[begin Provided data]
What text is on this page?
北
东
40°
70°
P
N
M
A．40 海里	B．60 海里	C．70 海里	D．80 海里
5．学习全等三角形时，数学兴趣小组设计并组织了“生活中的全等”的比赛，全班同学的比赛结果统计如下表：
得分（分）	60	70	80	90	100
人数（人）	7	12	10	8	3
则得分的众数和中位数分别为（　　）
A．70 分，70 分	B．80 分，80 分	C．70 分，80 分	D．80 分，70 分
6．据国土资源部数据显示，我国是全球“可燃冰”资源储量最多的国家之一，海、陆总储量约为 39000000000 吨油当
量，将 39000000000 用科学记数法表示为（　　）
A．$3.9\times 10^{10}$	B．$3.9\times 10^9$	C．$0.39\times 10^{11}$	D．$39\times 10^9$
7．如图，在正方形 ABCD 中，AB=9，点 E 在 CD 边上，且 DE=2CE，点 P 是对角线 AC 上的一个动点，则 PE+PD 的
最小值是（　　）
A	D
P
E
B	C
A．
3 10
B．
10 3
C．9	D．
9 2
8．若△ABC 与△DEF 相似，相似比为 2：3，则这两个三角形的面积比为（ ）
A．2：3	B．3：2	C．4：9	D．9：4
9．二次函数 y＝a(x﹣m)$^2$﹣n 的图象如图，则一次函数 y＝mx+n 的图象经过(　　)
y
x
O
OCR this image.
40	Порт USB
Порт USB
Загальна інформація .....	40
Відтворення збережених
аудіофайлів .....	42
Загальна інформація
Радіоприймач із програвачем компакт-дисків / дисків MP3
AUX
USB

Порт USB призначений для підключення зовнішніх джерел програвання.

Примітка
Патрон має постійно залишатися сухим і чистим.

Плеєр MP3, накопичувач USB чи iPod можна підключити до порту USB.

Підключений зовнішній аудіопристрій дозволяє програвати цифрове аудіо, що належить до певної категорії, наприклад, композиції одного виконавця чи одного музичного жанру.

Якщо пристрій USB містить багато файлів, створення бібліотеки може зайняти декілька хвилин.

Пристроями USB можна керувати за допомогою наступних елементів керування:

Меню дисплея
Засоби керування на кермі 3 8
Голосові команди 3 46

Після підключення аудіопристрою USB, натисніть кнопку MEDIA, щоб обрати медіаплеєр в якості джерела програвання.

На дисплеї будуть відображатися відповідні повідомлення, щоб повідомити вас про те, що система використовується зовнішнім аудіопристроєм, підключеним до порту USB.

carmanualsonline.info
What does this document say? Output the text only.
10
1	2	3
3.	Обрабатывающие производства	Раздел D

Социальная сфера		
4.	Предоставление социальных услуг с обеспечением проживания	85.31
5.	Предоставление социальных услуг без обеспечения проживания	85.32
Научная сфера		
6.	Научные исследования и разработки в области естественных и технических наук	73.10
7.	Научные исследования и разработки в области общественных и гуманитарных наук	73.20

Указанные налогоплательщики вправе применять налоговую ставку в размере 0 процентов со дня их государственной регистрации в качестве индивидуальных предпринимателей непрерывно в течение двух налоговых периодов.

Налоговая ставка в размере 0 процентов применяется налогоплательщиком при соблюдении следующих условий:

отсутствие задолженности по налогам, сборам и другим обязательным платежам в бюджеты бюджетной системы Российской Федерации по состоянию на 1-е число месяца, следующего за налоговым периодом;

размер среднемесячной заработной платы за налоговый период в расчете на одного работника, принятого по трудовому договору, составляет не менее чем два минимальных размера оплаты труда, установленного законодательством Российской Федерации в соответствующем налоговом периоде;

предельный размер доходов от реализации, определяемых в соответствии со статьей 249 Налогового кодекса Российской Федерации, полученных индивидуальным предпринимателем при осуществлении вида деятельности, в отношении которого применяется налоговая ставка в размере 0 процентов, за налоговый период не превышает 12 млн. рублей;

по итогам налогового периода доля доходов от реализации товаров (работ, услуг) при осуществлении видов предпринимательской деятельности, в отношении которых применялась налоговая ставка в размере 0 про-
[end Provided data]
# Problem requirements:
From the material above, gather all lines that include the string "керування" and copy them.

# Solution to the problem:
Пристроями USB можна керувати за допомогою наступних елементів керування:
Засоби керування на кермі 3 8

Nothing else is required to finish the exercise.